** START Text **

3 Subtle Ways to Write a Flakey Test

Jon Bleiberg
8 min readAug 8, 2023

--

Interested in seeing more posts like this? Subscribe here!

Picture this. After hours of poring over the codebase, you’ve finally squashed that tricky bug. You do a bit of local testing, and everything looks good — all the tests you wrote are passing!

You commit your changes and open a PR, then step out to grab a coffee while your full test suite runs up in CI land.

Ten minutes later, you head back to your desk, expecting to see that elusive green checkmark which means your work is nearly done.

But no!

Instead of a green checkmark to crown your hard work, you see a Big. Red. X.

Clicking in to see what happened, you notice that some test in a completely unrelated part of the codebase (which was passing on all of your prior commits!) has failed for some inexplicable reason.

Defeated, you head back to VS Code, emit a hearty sigh, and reconsider all of the life choices that led you to become a SWE.

As I’m sure anyone who’s worked with a large, complex codebase can agree, there are few things more frustrating than dealing with a flakey test (particularly one written by some random engineer you’ve never even met since they left the company so long ago). Below, we’ll cover three subtle ways that you can accidentally become that engineer, and how you can avoid doing so in the first place.

1. Assuming Random Values will be Unique

Here’s a subtle one I came across the other day.

** END Text **
** START Information shown **

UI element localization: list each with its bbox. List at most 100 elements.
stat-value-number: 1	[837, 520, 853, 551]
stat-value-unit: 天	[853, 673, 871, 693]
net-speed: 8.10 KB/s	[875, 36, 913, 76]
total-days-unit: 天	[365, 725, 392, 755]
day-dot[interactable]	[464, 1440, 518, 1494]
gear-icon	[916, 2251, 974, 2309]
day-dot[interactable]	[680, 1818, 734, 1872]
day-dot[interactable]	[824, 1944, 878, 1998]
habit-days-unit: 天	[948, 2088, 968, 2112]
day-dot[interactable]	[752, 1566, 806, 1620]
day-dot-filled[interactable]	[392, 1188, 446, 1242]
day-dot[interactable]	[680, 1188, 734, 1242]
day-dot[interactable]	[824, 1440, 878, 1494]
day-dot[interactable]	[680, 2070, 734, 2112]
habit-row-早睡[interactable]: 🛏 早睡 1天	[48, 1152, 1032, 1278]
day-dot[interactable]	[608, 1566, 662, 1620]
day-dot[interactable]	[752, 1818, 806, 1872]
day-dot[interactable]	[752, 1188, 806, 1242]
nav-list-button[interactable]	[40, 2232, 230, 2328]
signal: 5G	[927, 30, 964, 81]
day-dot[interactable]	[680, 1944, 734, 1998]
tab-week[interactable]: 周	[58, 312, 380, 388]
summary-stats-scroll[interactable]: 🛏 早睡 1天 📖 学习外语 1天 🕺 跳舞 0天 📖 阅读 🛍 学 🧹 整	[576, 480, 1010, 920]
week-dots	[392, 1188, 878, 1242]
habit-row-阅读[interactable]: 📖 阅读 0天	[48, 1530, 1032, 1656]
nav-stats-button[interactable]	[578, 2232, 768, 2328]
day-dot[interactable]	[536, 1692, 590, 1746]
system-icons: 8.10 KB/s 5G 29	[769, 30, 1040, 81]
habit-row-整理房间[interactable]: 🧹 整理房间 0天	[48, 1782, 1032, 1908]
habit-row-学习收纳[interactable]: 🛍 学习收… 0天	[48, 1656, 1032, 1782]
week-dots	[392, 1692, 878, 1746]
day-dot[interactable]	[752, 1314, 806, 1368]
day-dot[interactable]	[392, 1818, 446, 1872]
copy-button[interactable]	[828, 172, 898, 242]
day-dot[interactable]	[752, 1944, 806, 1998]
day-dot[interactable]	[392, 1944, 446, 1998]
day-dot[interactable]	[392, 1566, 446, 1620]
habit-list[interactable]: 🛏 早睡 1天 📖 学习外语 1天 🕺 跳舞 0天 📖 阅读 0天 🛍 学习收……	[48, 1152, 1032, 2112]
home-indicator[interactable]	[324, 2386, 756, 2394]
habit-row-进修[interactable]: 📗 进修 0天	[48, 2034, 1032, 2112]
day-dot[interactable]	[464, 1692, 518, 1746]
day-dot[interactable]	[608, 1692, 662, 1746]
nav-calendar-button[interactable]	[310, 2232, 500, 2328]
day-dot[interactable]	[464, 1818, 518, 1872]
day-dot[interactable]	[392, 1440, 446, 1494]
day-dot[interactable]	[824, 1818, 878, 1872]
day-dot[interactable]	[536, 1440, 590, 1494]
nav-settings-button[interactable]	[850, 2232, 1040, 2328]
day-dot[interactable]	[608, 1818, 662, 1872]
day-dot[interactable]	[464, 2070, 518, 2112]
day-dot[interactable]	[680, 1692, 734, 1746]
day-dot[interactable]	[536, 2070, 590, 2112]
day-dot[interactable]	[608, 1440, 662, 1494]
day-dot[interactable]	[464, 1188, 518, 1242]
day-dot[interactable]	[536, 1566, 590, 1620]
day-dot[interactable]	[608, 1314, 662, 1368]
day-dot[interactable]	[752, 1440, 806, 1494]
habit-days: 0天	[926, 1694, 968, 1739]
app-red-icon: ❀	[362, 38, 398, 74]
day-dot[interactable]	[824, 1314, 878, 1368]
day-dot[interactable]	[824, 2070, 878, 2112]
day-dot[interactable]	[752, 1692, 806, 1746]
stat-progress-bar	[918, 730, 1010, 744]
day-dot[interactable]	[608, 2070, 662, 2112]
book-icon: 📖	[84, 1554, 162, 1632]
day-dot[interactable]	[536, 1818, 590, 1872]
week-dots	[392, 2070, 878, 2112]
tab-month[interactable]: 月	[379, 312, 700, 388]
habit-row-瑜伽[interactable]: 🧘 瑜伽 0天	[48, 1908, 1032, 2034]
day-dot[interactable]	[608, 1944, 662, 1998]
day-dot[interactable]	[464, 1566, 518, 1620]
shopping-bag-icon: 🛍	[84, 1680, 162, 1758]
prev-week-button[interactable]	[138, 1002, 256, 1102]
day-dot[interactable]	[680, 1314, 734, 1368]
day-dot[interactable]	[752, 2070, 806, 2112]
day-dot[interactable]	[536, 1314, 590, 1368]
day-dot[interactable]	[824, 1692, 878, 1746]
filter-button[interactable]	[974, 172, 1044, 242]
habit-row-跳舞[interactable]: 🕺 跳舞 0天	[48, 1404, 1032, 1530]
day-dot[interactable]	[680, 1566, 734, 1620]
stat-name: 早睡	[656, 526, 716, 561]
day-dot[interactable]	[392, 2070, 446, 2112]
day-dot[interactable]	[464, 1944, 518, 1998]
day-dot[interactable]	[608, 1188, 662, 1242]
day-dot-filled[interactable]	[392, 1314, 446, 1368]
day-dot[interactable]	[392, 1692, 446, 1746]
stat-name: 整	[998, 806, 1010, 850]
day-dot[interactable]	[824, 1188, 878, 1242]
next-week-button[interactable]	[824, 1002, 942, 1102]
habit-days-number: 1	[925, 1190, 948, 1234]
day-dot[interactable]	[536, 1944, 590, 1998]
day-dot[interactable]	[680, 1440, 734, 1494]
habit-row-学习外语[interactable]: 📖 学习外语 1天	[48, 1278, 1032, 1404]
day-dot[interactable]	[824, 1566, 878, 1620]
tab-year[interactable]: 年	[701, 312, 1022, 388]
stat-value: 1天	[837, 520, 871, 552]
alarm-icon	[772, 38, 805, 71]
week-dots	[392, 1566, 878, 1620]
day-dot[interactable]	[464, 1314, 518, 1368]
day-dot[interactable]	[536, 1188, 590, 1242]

** END Information shown **

## Stated goal A
In the text on flakey tests, how long after opening the PR does the writer return to the desk?
## Stated goal B
Go on with the text on flakey tests, picking up after its last sentence.

## Task output A
Ten minutes later.

## Task output B
As you probably know, a common pattern in testing is to leverage a fake data generation library (e.g. faker) to generate a bunch of test data. That way, you can test a range of valid values that change each time, rather than testing the same value over and over. You could think of this as a “lite” version of property based testing.

However, you can get into trouble very quickly by assuming your fake data generator will always act as it did on your first couple test runs.

Consider the following test case:

const { faker } = require('@faker-js/faker')

...

test('it groups the customers by source', () => {
const source1 = faker.lorem.word()
const source2 = faker.lorem.word()


const mockCustomers = [source1, source2].map(source => ({
name: faker.person.fullName(),
source
}))


// Some example function that groups the customers within each source
// in the same way as Lodash's groupBy function
// E.g. {
// source1: [{... customer1}, {...customer2}],
// source2: [{...customer3}]
// }
const result = groupCustomersBySource(mockCustomers)


// Check that each source has only the customer we created
expect(result[source1]).toHaveLength(1)
expect(result[source2]).toHaveLength(1)


})

...

In most cases this test will pass just fine. Every now and then however, faker.lorem.word() will generate the same word twice!¹ In that case, if our groupCustomersBySource function is working correctly, result[source1] would have length 2 instead of 1, giving you a sneaky test failure!

So how can we fix this?

Well, there are a few options, each with their own pros and cons.

One simple fix is to remove the randomness entirely — e.g.

const source1 = 'source1'
const source2 = 'source2'

Now, every time we run the test, we’ll get a unique value for source (and presumably a test that doesn’t give false negatives).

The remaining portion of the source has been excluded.